━━━ Records for the exercise ━━━

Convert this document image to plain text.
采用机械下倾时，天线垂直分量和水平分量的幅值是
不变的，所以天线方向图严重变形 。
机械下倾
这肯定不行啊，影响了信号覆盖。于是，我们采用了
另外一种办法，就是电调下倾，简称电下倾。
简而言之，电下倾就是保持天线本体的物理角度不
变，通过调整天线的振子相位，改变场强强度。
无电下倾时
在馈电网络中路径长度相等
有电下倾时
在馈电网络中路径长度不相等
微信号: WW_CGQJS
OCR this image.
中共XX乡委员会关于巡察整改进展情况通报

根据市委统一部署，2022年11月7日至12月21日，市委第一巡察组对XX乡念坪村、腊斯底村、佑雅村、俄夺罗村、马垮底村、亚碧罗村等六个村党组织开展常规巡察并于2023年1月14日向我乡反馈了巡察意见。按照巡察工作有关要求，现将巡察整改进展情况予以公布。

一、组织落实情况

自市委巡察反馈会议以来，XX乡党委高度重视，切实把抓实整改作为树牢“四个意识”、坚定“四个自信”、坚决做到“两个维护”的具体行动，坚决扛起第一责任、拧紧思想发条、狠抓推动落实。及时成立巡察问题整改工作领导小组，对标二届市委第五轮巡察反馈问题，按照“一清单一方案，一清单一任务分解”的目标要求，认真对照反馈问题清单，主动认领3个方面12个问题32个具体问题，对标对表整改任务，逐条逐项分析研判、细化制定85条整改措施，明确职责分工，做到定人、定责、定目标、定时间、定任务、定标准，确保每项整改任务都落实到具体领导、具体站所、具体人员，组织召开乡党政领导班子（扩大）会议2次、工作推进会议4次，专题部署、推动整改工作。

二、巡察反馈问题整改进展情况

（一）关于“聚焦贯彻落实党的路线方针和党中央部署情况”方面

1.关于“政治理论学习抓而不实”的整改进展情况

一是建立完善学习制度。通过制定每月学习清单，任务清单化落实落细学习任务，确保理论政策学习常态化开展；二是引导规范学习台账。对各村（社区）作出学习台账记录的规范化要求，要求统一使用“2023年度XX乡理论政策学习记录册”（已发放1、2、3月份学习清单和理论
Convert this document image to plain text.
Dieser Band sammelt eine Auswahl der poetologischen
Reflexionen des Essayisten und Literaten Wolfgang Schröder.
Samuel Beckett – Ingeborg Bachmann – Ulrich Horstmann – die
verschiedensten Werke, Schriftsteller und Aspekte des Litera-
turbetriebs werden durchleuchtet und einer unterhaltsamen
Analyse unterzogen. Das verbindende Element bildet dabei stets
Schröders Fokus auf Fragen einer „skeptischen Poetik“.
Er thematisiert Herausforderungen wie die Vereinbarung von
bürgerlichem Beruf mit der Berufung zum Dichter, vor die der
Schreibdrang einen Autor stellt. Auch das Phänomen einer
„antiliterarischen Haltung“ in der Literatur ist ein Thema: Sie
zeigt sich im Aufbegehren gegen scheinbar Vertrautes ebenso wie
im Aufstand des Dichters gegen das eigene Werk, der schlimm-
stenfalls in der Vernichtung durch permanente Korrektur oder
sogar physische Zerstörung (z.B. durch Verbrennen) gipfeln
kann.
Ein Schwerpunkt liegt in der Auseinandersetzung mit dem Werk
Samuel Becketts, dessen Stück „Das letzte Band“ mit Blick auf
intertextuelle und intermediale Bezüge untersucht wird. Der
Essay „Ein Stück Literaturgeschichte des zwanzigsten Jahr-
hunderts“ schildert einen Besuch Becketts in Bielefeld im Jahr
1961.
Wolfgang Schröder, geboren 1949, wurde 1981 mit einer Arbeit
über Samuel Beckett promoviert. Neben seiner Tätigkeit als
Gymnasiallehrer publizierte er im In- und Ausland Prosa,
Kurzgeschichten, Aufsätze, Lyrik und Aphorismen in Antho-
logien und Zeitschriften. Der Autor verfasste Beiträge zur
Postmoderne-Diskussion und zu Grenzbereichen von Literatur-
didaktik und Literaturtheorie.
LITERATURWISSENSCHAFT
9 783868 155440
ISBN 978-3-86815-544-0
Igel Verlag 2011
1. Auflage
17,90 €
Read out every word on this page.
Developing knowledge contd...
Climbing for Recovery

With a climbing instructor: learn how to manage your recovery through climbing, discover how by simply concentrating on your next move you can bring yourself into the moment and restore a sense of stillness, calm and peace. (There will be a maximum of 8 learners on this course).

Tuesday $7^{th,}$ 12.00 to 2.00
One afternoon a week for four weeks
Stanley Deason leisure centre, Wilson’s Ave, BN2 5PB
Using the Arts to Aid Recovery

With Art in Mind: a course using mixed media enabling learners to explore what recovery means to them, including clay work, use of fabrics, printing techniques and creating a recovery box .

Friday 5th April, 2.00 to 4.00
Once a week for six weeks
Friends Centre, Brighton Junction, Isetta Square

━━━

- Problem description: Find the lines holding "weeks" and list every one.

- Correct output:
One afternoon a week for four weeks
Once a week for six weeks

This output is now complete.